(Data records)
= = =
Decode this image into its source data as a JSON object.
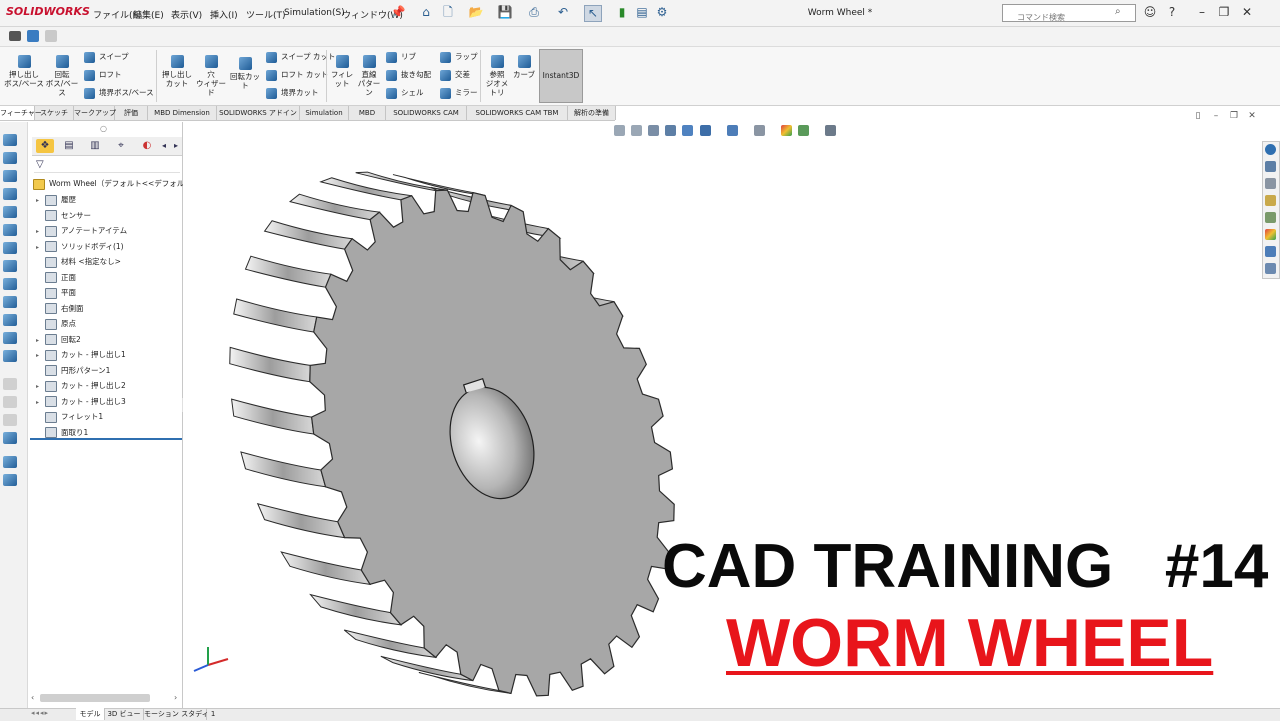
{
  "app": {
    "brand": "SOLIDWORKS",
    "document_title": "Worm Wheel *"
  },
  "menu": [
    "ファイル(F)",
    "編集(E)",
    "表示(V)",
    "挿入(I)",
    "ツール(T)",
    "Simulation(S)",
    "ウィンドウ(W)"
  ],
  "search": {
    "placeholder": "コマンド検索"
  },
  "ribbon": {
    "extrude_boss": "押し出し\nボス/ベース",
    "revolve_boss": "回転\nボス/ベース",
    "sweep": "スイープ",
    "loft": "ロフト",
    "boundary_boss": "境界ボス/ベース",
    "extrude_cut": "押し出し\nカット",
    "hole_wizard": "穴\nウィザード",
    "revolve_cut": "回転カット",
    "sweep_cut": "スイープ カット",
    "loft_cut": "ロフト カット",
    "boundary_cut": "境界カット",
    "fillet": "フィレット",
    "linear_pattern": "直線\nパターン",
    "rib": "リブ",
    "draft": "抜き勾配",
    "shell": "シェル",
    "wrap": "ラップ",
    "intersect": "交差",
    "mirror": "ミラー",
    "reference_geometry": "参照\nジオメトリ",
    "curves": "カーブ",
    "instant3d": "Instant3D"
  },
  "tabs": [
    "フィーチャー",
    "スケッチ",
    "マークアップ",
    "評価",
    "MBD Dimension",
    "SOLIDWORKS アドイン",
    "Simulation",
    "MBD",
    "SOLIDWORKS CAM",
    "SOLIDWORKS CAM TBM",
    "解析の準備"
  ],
  "tree": {
    "root": "Worm Wheel（デフォルト<<デフォルト>_",
    "items": [
      {
        "label": "履歴",
        "expand": true
      },
      {
        "label": "センサー",
        "expand": false
      },
      {
        "label": "アノテートアイテム",
        "expand": true
      },
      {
        "label": "ソリッドボディ(1)",
        "expand": true
      },
      {
        "label": "材料 <指定なし>",
        "expand": false
      },
      {
        "label": "正面",
        "expand": false
      },
      {
        "label": "平面",
        "expand": false
      },
      {
        "label": "右側面",
        "expand": false
      },
      {
        "label": "原点",
        "expand": false
      },
      {
        "label": "回転2",
        "expand": true
      },
      {
        "label": "カット - 押し出し1",
        "expand": true
      },
      {
        "label": "円形パターン1",
        "expand": false
      },
      {
        "label": "カット - 押し出し2",
        "expand": true
      },
      {
        "label": "カット - 押し出し3",
        "expand": true
      },
      {
        "label": "フィレット1",
        "expand": false
      },
      {
        "label": "面取り1",
        "expand": false
      }
    ]
  },
  "status_tabs": [
    "モデル",
    "3D ビュー",
    "モーション スタディ 1"
  ],
  "overlay": {
    "line1": "CAD TRAINING   #14",
    "line2": "WORM WHEEL"
  },
  "colors": {
    "accent_blue": "#2f6fb0",
    "brand_red": "#c8102e",
    "title_red": "#e8151b",
    "gear_face": "#a7a7a7"
  }
}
= = =
Return the material word for word. Pictures are not part of the copy.

Decode this image into its source data as a JSON object.
{
  "app": {
    "brand": "SOLIDWORKS",
    "document_title": "Worm Wheel *"
  },
  "menu": [
    "ファイル(F)",
    "編集(E)",
    "表示(V)",
    "挿入(I)",
    "ツール(T)",
    "Simulation(S)",
    "ウィンドウ(W)"
  ],
  "search": {
    "placeholder": "コマンド検索"
  },
  "ribbon": {
    "extrude_boss": "押し出し\nボス/ベース",
    "revolve_boss": "回転\nボス/ベース",
    "sweep": "スイープ",
    "loft": "ロフト",
    "boundary_boss": "境界ボス/ベース",
    "extrude_cut": "押し出し\nカット",
    "hole_wizard": "穴\nウィザード",
    "revolve_cut": "回転カット",
    "sweep_cut": "スイープ カット",
    "loft_cut": "ロフト カット",
    "boundary_cut": "境界カット",
    "fillet": "フィレット",
    "linear_pattern": "直線\nパターン",
    "rib": "リブ",
    "draft": "抜き勾配",
    "shell": "シェル",
    "wrap": "ラップ",
    "intersect": "交差",
    "mirror": "ミラー",
    "reference_geometry": "参照\nジオメトリ",
    "curves": "カーブ",
    "instant3d": "Instant3D"
  },
  "tabs": [
    "フィーチャー",
    "スケッチ",
    "マークアップ",
    "評価",
    "MBD Dimension",
    "SOLIDWORKS アドイン",
    "Simulation",
    "MBD",
    "SOLIDWORKS CAM",
    "SOLIDWORKS CAM TBM",
    "解析の準備"
  ],
  "tree": {
    "root": "Worm Wheel（デフォルト<<デフォルト>_",
    "items": [
      {
        "label": "履歴",
        "expand": true
      },
      {
        "label": "センサー",
        "expand": false
      },
      {
        "label": "アノテートアイテム",
        "expand": true
      },
      {
        "label": "ソリッドボディ(1)",
        "expand": true
      },
      {
        "label": "材料 <指定なし>",
        "expand": false
      },
      {
        "label": "正面",
        "expand": false
      },
      {
        "label": "平面",
        "expand": false
      },
      {
        "label": "右側面",
        "expand": false
      },
      {
        "label": "原点",
        "expand": false
      },
      {
        "label": "回転2",
        "expand": true
      },
      {
        "label": "カット - 押し出し1",
        "expand": true
      },
      {
        "label": "円形パターン1",
        "expand": false
      },
      {
        "label": "カット - 押し出し2",
        "expand": true
      },
      {
        "label": "カット - 押し出し3",
        "expand": true
      },
      {
        "label": "フィレット1",
        "expand": false
      },
      {
        "label": "面取り1",
        "expand": false
      }
    ]
  },
  "status_tabs": [
    "モデル",
    "3D ビュー",
    "モーション スタディ 1"
  ],
  "overlay": {
    "line1": "CAD TRAINING   #14",
    "line2": "WORM WHEEL"
  },
  "colors": {
    "accent_blue": "#2f6fb0",
    "brand_red": "#c8102e",
    "title_red": "#e8151b",
    "gear_face": "#a7a7a7"
  }
}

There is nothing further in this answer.